**Provided material:**
◇ ◇ ◇ ◇

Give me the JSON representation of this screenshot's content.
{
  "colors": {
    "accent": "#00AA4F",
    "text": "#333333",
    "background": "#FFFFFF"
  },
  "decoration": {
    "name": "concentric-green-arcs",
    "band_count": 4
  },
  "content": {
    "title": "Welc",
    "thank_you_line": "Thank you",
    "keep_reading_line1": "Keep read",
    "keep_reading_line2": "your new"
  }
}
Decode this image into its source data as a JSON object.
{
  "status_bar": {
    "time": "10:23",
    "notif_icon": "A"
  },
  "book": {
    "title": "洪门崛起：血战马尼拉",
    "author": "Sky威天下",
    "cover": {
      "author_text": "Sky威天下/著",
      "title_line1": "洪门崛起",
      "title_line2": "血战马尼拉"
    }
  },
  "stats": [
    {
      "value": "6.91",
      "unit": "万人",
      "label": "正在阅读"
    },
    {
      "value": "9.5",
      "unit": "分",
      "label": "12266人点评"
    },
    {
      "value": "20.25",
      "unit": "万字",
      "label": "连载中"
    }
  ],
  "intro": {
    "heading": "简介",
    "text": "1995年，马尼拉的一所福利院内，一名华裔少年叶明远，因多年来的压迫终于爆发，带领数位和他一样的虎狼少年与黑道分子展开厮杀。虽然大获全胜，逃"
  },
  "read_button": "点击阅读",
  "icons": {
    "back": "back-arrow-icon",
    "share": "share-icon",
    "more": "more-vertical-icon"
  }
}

◇ ◇ ◇ ◇

**Exercise prompt:** Write out exactly the final stretch of the records: the line containing "Decode this image" and every line after it, through the last, and nothing else.

**Completed task:**
Decode this image into its source data as a JSON object.
{
  "status_bar": {
    "time": "10:23",
    "notif_icon": "A"
  },
  "book": {
    "title": "洪门崛起：血战马尼拉",
    "author": "Sky威天下",
    "cover": {
      "author_text": "Sky威天下/著",
      "title_line1": "洪门崛起",
      "title_line2": "血战马尼拉"
    }
  },
  "stats": [
    {
      "value": "6.91",
      "unit": "万人",
      "label": "正在阅读"
    },
    {
      "value": "9.5",
      "unit": "分",
      "label": "12266人点评"
    },
    {
      "value": "20.25",
      "unit": "万字",
      "label": "连载中"
    }
  ],
  "intro": {
    "heading": "简介",
    "text": "1995年，马尼拉的一所福利院内，一名华裔少年叶明远，因多年来的压迫终于爆发，带领数位和他一样的虎狼少年与黑道分子展开厮杀。虽然大获全胜，逃"
  },
  "read_button": "点击阅读",
  "icons": {
    "back": "back-arrow-icon",
    "share": "share-icon",
    "more": "more-vertical-icon"
  }
}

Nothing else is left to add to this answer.